Problem details: Give every line of the data again, unchanged, but with no pictures.

* begin Records supplied *

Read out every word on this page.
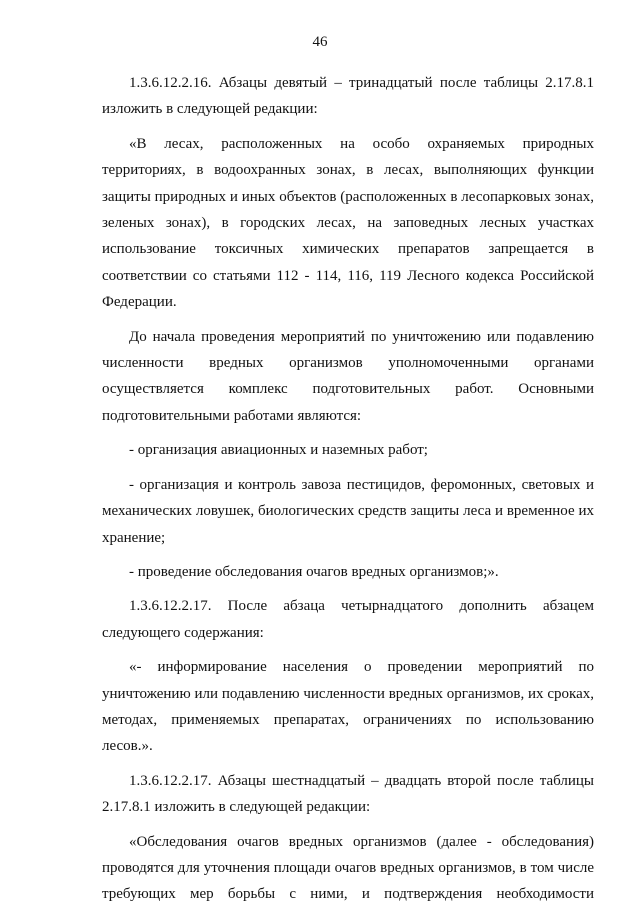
46

1.3.6.12.2.16. Абзацы девятый – тринадцатый после таблицы 2.17.8.1 изложить в следующей редакции:

«В лесах, расположенных на особо охраняемых природных территориях, в водоохранных зонах, в лесах, выполняющих функции защиты природных и иных объектов (расположенных в лесопарковых зонах, зеленых зонах), в городских лесах, на заповедных лесных участках использование токсичных химических препаратов запрещается в соответствии со статьями 112 - 114, 116, 119 Лесного кодекса Российской Федерации.

До начала проведения мероприятий по уничтожению или подавлению численности вредных организмов уполномоченными органами осуществляется комплекс подготовительных работ. Основными подготовительными работами являются:

- организация авиационных и наземных работ;

- организация и контроль завоза пестицидов, феромонных, световых и механических ловушек, биологических средств защиты леса и временное их хранение;

- проведение обследования очагов вредных организмов;».

1.3.6.12.2.17. После абзаца четырнадцатого дополнить абзацем следующего содержания:

«- информирование населения о проведении мероприятий по уничтожению или подавлению численности вредных организмов, их сроках, методах, применяемых препаратах, ограничениях по использованию лесов.».

1.3.6.12.2.17. Абзацы шестнадцатый – двадцать второй после таблицы 2.17.8.1 изложить в следующей редакции:

«Обследования очагов вредных организмов (далее - обследования) проводятся для уточнения площади очагов вредных организмов, в том числе требующих мер борьбы с ними, и подтверждения необходимости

* end Records supplied *

Worked solution:
Read out every word on this page.
46

1.3.6.12.2.16. Абзацы девятый – тринадцатый после таблицы 2.17.8.1 изложить в следующей редакции:

«В лесах, расположенных на особо охраняемых природных территориях, в водоохранных зонах, в лесах, выполняющих функции защиты природных и иных объектов (расположенных в лесопарковых зонах, зеленых зонах), в городских лесах, на заповедных лесных участках использование токсичных химических препаратов запрещается в соответствии со статьями 112 - 114, 116, 119 Лесного кодекса Российской Федерации.

До начала проведения мероприятий по уничтожению или подавлению численности вредных организмов уполномоченными органами осуществляется комплекс подготовительных работ. Основными подготовительными работами являются:

- организация авиационных и наземных работ;

- организация и контроль завоза пестицидов, феромонных, световых и механических ловушек, биологических средств защиты леса и временное их хранение;

- проведение обследования очагов вредных организмов;».

1.3.6.12.2.17. После абзаца четырнадцатого дополнить абзацем следующего содержания:

«- информирование населения о проведении мероприятий по уничтожению или подавлению численности вредных организмов, их сроках, методах, применяемых препаратах, ограничениях по использованию лесов.».

1.3.6.12.2.17. Абзацы шестнадцатый – двадцать второй после таблицы 2.17.8.1 изложить в следующей редакции:

«Обследования очагов вредных организмов (далее - обследования) проводятся для уточнения площади очагов вредных организмов, в том числе требующих мер борьбы с ними, и подтверждения необходимости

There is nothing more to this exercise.